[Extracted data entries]
╭──
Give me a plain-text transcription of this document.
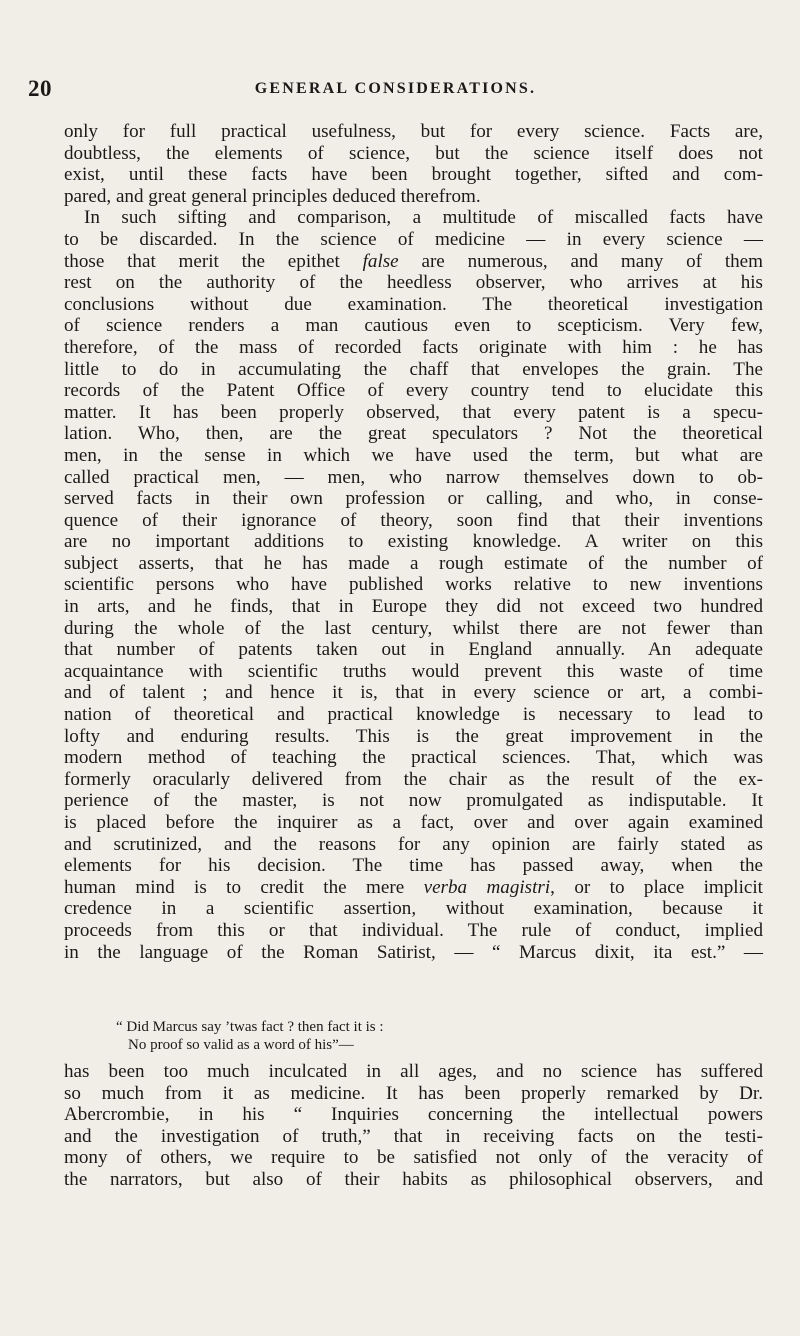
20	GENERAL CONSIDERATIONS.
only for full practical usefulness, but for every science. Facts are,
doubtless, the elements of science, but the science itself does not
exist, until these facts have been brought together, sifted and com-
pared, and great general principles deduced therefrom.
In such sifting and comparison, a multitude of miscalled facts have
to be discarded. In the science of medicine — in every science —
those that merit the epithet false are numerous, and many of them
rest on the authority of the heedless observer, who arrives at his
conclusions without due examination. The theoretical investigation
of science renders a man cautious even to scepticism. Very few,
therefore, of the mass of recorded facts originate with him : he has
little to do in accumulating the chaff that envelopes the grain. The
records of the Patent Office of every country tend to elucidate this
matter. It has been properly observed, that every patent is a specu-
lation. Who, then, are the great speculators ? Not the theoretical
men, in the sense in which we have used the term, but what are
called practical men, — men, who narrow themselves down to ob-
served facts in their own profession or calling, and who, in conse-
quence of their ignorance of theory, soon find that their inventions
are no important additions to existing knowledge. A writer on this
subject asserts, that he has made a rough estimate of the number of
scientific persons who have published works relative to new inventions
in arts, and he finds, that in Europe they did not exceed two hundred
during the whole of the last century, whilst there are not fewer than
that number of patents taken out in England annually. An adequate
acquaintance with scientific truths would prevent this waste of time
and of talent ; and hence it is, that in every science or art, a combi-
nation of theoretical and practical knowledge is necessary to lead to
lofty and enduring results. This is the great improvement in the
modern method of teaching the practical sciences. That, which was
formerly oracularly delivered from the chair as the result of the ex-
perience of the master, is not now promulgated as indisputable. It
is placed before the inquirer as a fact, over and over again examined
and scrutinized, and the reasons for any opinion are fairly stated as
elements for his decision. The time has passed away, when the
human mind is to credit the mere verba magistri, or to place implicit
credence in a scientific assertion, without examination, because it
proceeds from this or that individual. The rule of conduct, implied
in the language of the Roman Satirist, — “ Marcus dixit, ita est.” —
“ Did Marcus say ’twas fact ? then fact it is :
No proof so valid as a word of his”—
has been too much inculcated in all ages, and no science has suffered
so much from it as medicine. It has been properly remarked by Dr.
Abercrombie, in his “ Inquiries concerning the intellectual powers
and the investigation of truth,” that in receiving facts on the testi-
mony of others, we require to be satisfied not only of the veracity of
the narrators, but also of their habits as philosophical observers, and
╰──
**THE EXERCISE**
Above are several records. Count the lines among them that contain "every" and give only the total.

**EXERCISE OUTPUT**
5